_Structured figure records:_
* Start *
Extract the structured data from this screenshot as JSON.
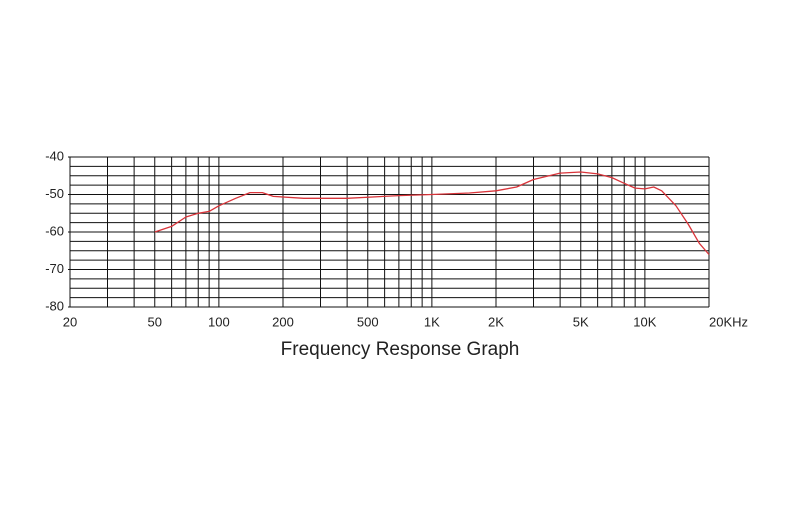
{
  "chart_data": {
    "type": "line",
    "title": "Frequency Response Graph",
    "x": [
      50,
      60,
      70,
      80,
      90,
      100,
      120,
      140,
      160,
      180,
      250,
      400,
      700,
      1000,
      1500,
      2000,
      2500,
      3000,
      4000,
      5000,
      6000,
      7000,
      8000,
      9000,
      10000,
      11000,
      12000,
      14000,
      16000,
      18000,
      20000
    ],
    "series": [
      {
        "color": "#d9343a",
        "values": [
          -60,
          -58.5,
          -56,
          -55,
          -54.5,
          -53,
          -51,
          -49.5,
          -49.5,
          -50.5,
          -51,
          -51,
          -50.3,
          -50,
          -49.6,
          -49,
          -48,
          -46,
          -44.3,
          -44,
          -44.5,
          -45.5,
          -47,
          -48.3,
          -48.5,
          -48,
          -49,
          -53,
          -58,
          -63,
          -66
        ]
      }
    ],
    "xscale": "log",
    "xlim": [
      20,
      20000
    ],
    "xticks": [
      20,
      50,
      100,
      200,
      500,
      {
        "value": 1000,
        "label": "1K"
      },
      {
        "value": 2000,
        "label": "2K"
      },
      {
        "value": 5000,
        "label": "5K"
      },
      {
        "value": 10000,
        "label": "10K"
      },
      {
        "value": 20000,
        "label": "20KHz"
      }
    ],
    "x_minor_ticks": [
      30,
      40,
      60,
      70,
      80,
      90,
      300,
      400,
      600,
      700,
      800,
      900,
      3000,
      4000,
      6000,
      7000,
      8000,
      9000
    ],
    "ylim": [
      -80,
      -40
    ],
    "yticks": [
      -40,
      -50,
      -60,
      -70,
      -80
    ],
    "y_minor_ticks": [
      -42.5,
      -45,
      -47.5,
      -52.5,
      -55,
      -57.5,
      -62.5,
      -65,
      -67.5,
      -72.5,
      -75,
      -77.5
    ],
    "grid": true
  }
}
* End *
_Set exercise:_ Copy each line of the preceding data that contains the string "label".

_Exercise solution:_
        "label": "1K"
        "label": "2K"
        "label": "5K"
        "label": "10K"
        "label": "20KHz"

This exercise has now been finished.